Records supplied:
- - - - -

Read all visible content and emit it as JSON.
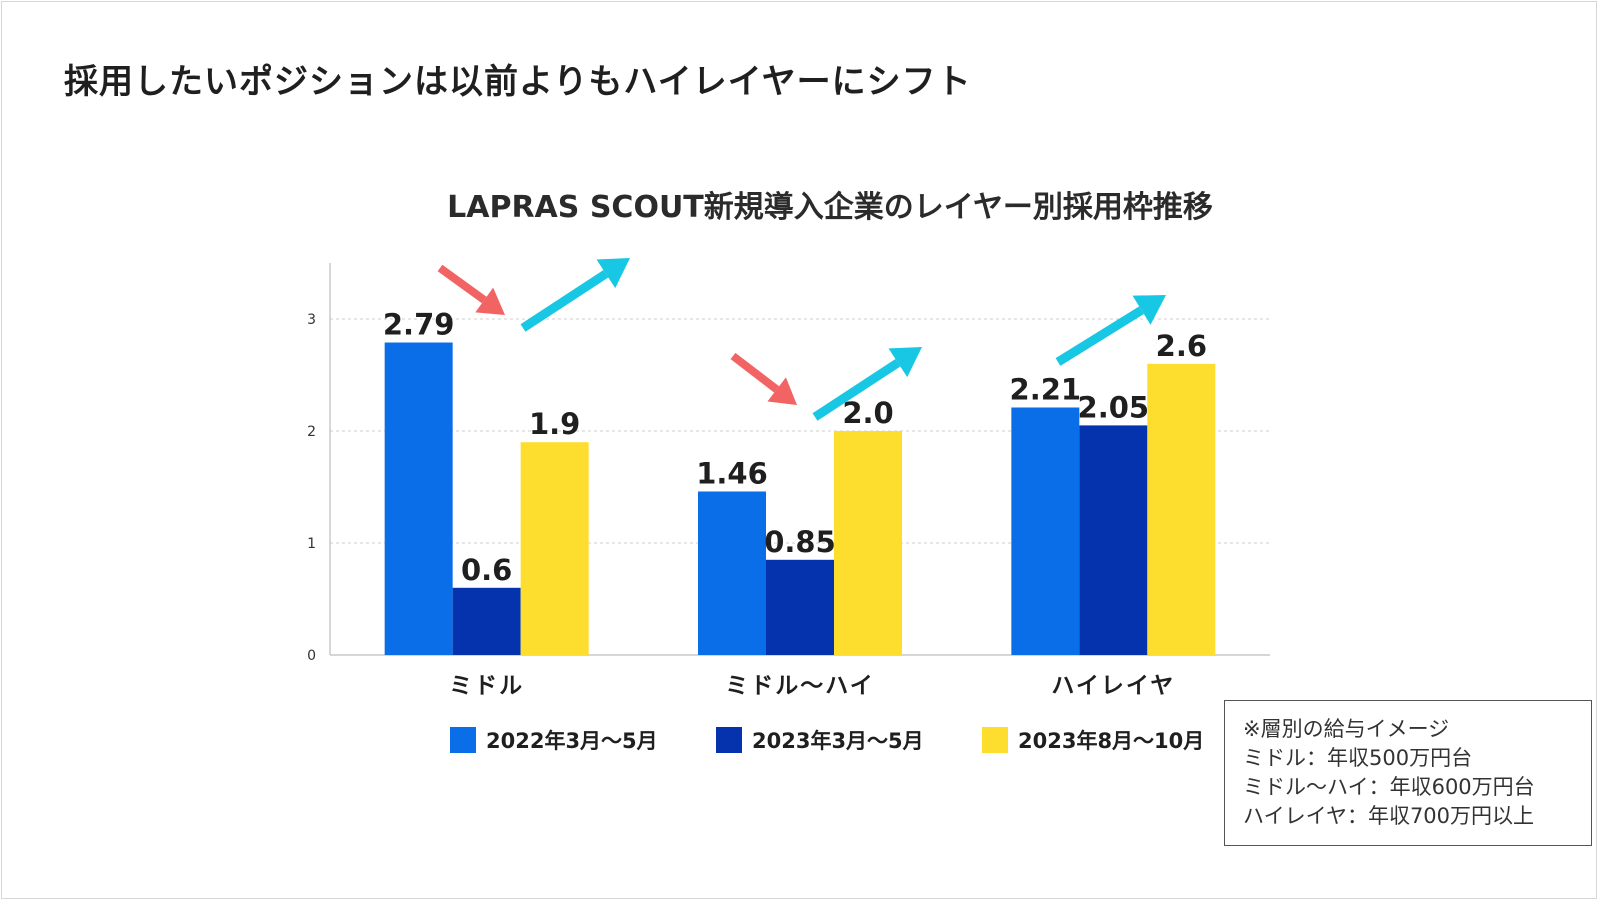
{
  "slide": {
    "title": "採用したいポジションは以前よりもハイレイヤーにシフト"
  },
  "chart_data": {
    "type": "bar",
    "title": "LAPRAS SCOUT新規導入企業のレイヤー別採用枠推移",
    "categories": [
      "ミドル",
      "ミドル〜ハイ",
      "ハイレイヤ"
    ],
    "series": [
      {
        "name": "2022年3月〜5月",
        "values": [
          2.79,
          1.46,
          2.21
        ],
        "labels": [
          "2.79",
          "1.46",
          "2.21"
        ],
        "color": "#0a6ee8"
      },
      {
        "name": "2023年3月〜5月",
        "values": [
          0.6,
          0.85,
          2.05
        ],
        "labels": [
          "0.6",
          "0.85",
          "2.05"
        ],
        "color": "#0433ad"
      },
      {
        "name": "2023年8月〜10月",
        "values": [
          1.9,
          2.0,
          2.6
        ],
        "labels": [
          "1.9",
          "2.0",
          "2.6"
        ],
        "color": "#fddd2d"
      }
    ],
    "ylim": [
      0,
      3.5
    ],
    "yticks": [
      0,
      1,
      2,
      3
    ],
    "ytick_labels": [
      "0",
      "1",
      "2",
      "3"
    ],
    "grid": true,
    "legend": "bottom",
    "annotations": {
      "down_arrows_color": "#f26363",
      "up_arrows_color": "#18c7e3"
    }
  },
  "note": {
    "lines": [
      "※層別の給与イメージ",
      "ミドル：年収500万円台",
      "ミドル〜ハイ：年収600万円台",
      "ハイレイヤ：年収700万円以上"
    ]
  }
}
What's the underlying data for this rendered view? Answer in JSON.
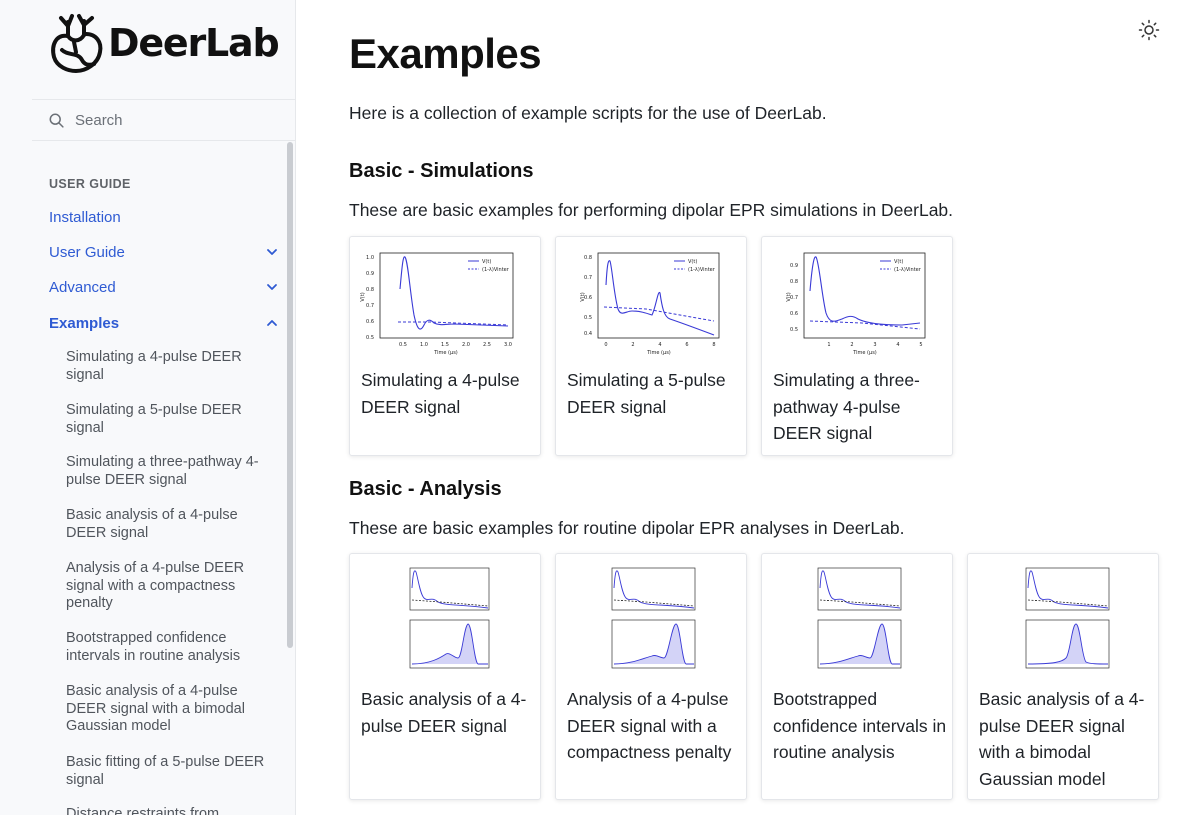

- - - - -

Set exercise: Reproduce the entries exactly. Do not carry over any picture.

Worked solution:
Read all visible content and emit it as JSON.
{
  "slide": {
    "title": "採用したいポジションは以前よりもハイレイヤーにシフト"
  },
  "chart_data": {
    "type": "bar",
    "title": "LAPRAS SCOUT新規導入企業のレイヤー別採用枠推移",
    "categories": [
      "ミドル",
      "ミドル〜ハイ",
      "ハイレイヤ"
    ],
    "series": [
      {
        "name": "2022年3月〜5月",
        "values": [
          2.79,
          1.46,
          2.21
        ],
        "labels": [
          "2.79",
          "1.46",
          "2.21"
        ],
        "color": "#0a6ee8"
      },
      {
        "name": "2023年3月〜5月",
        "values": [
          0.6,
          0.85,
          2.05
        ],
        "labels": [
          "0.6",
          "0.85",
          "2.05"
        ],
        "color": "#0433ad"
      },
      {
        "name": "2023年8月〜10月",
        "values": [
          1.9,
          2.0,
          2.6
        ],
        "labels": [
          "1.9",
          "2.0",
          "2.6"
        ],
        "color": "#fddd2d"
      }
    ],
    "ylim": [
      0,
      3.5
    ],
    "yticks": [
      0,
      1,
      2,
      3
    ],
    "ytick_labels": [
      "0",
      "1",
      "2",
      "3"
    ],
    "grid": true,
    "legend": "bottom",
    "annotations": {
      "down_arrows_color": "#f26363",
      "up_arrows_color": "#18c7e3"
    }
  },
  "note": {
    "lines": [
      "※層別の給与イメージ",
      "ミドル：年収500万円台",
      "ミドル〜ハイ：年収600万円台",
      "ハイレイヤ：年収700万円以上"
    ]
  }
}
What's the underlying data for this rendered view? Answer in JSON.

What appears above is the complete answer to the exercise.